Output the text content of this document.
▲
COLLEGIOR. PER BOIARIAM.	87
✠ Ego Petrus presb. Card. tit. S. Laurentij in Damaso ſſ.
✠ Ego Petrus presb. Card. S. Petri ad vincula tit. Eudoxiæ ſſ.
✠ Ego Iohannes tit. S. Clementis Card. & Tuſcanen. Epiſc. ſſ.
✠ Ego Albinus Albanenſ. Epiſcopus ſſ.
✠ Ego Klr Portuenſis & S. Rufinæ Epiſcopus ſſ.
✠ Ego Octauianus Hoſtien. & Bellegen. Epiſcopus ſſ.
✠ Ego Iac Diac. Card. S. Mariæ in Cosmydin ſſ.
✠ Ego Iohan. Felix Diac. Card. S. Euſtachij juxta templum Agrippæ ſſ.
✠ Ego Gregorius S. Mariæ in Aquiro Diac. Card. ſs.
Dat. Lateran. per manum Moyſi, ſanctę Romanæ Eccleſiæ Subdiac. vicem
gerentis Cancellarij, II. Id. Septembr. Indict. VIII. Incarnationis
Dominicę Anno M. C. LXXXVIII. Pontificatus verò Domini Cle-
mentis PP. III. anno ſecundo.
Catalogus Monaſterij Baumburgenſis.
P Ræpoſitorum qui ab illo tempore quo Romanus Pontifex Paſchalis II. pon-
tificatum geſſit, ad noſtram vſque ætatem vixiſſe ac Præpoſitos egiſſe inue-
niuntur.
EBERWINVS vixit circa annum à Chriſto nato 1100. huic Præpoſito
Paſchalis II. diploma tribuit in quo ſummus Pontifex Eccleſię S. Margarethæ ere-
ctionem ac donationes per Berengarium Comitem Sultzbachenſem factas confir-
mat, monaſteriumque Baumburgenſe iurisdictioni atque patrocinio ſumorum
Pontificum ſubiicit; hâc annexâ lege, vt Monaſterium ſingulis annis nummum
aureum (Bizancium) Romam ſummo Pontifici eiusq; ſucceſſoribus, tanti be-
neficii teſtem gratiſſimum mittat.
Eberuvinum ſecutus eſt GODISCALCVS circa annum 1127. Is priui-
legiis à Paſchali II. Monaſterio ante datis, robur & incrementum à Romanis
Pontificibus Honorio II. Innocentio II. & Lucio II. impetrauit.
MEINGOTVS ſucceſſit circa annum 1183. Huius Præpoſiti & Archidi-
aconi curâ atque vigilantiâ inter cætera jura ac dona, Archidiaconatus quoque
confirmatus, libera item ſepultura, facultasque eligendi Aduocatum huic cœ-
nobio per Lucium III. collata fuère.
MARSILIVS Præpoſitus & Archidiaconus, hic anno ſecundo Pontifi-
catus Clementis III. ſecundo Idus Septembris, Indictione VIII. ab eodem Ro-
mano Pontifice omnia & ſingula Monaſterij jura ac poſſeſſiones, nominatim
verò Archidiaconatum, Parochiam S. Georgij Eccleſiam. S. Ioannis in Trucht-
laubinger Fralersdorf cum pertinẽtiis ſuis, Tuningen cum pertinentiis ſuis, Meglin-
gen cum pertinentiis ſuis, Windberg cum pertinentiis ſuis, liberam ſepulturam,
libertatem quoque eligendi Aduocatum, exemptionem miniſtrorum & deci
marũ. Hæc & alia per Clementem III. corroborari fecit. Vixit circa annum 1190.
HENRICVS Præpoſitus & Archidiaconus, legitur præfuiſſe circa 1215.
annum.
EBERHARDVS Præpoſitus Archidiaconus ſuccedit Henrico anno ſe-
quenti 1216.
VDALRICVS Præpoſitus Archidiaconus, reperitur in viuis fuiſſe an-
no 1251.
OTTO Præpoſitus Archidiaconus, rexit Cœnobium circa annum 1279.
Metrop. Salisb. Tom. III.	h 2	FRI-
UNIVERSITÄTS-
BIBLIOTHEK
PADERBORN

_Exercise prompt_
Write the data back out verbatim.

_Task output_
Output the text content of this document.
▲
COLLEGIOR. PER BOIARIAM.	87
✠ Ego Petrus presb. Card. tit. S. Laurentij in Damaso ſſ.
✠ Ego Petrus presb. Card. S. Petri ad vincula tit. Eudoxiæ ſſ.
✠ Ego Iohannes tit. S. Clementis Card. & Tuſcanen. Epiſc. ſſ.
✠ Ego Albinus Albanenſ. Epiſcopus ſſ.
✠ Ego Klr Portuenſis & S. Rufinæ Epiſcopus ſſ.
✠ Ego Octauianus Hoſtien. & Bellegen. Epiſcopus ſſ.
✠ Ego Iac Diac. Card. S. Mariæ in Cosmydin ſſ.
✠ Ego Iohan. Felix Diac. Card. S. Euſtachij juxta templum Agrippæ ſſ.
✠ Ego Gregorius S. Mariæ in Aquiro Diac. Card. ſs.
Dat. Lateran. per manum Moyſi, ſanctę Romanæ Eccleſiæ Subdiac. vicem
gerentis Cancellarij, II. Id. Septembr. Indict. VIII. Incarnationis
Dominicę Anno M. C. LXXXVIII. Pontificatus verò Domini Cle-
mentis PP. III. anno ſecundo.
Catalogus Monaſterij Baumburgenſis.
P Ræpoſitorum qui ab illo tempore quo Romanus Pontifex Paſchalis II. pon-
tificatum geſſit, ad noſtram vſque ætatem vixiſſe ac Præpoſitos egiſſe inue-
niuntur.
EBERWINVS vixit circa annum à Chriſto nato 1100. huic Præpoſito
Paſchalis II. diploma tribuit in quo ſummus Pontifex Eccleſię S. Margarethæ ere-
ctionem ac donationes per Berengarium Comitem Sultzbachenſem factas confir-
mat, monaſteriumque Baumburgenſe iurisdictioni atque patrocinio ſumorum
Pontificum ſubiicit; hâc annexâ lege, vt Monaſterium ſingulis annis nummum
aureum (Bizancium) Romam ſummo Pontifici eiusq; ſucceſſoribus, tanti be-
neficii teſtem gratiſſimum mittat.
Eberuvinum ſecutus eſt GODISCALCVS circa annum 1127. Is priui-
legiis à Paſchali II. Monaſterio ante datis, robur & incrementum à Romanis
Pontificibus Honorio II. Innocentio II. & Lucio II. impetrauit.
MEINGOTVS ſucceſſit circa annum 1183. Huius Præpoſiti & Archidi-
aconi curâ atque vigilantiâ inter cætera jura ac dona, Archidiaconatus quoque
confirmatus, libera item ſepultura, facultasque eligendi Aduocatum huic cœ-
nobio per Lucium III. collata fuère.
MARSILIVS Præpoſitus & Archidiaconus, hic anno ſecundo Pontifi-
catus Clementis III. ſecundo Idus Septembris, Indictione VIII. ab eodem Ro-
mano Pontifice omnia & ſingula Monaſterij jura ac poſſeſſiones, nominatim
verò Archidiaconatum, Parochiam S. Georgij Eccleſiam. S. Ioannis in Trucht-
laubinger Fralersdorf cum pertinẽtiis ſuis, Tuningen cum pertinentiis ſuis, Meglin-
gen cum pertinentiis ſuis, Windberg cum pertinentiis ſuis, liberam ſepulturam,
libertatem quoque eligendi Aduocatum, exemptionem miniſtrorum & deci
marũ. Hæc & alia per Clementem III. corroborari fecit. Vixit circa annum 1190.
HENRICVS Præpoſitus & Archidiaconus, legitur præfuiſſe circa 1215.
annum.
EBERHARDVS Præpoſitus Archidiaconus ſuccedit Henrico anno ſe-
quenti 1216.
VDALRICVS Præpoſitus Archidiaconus, reperitur in viuis fuiſſe an-
no 1251.
OTTO Præpoſitus Archidiaconus, rexit Cœnobium circa annum 1279.
Metrop. Salisb. Tom. III.	h 2	FRI-
UNIVERSITÄTS-
BIBLIOTHEK
PADERBORN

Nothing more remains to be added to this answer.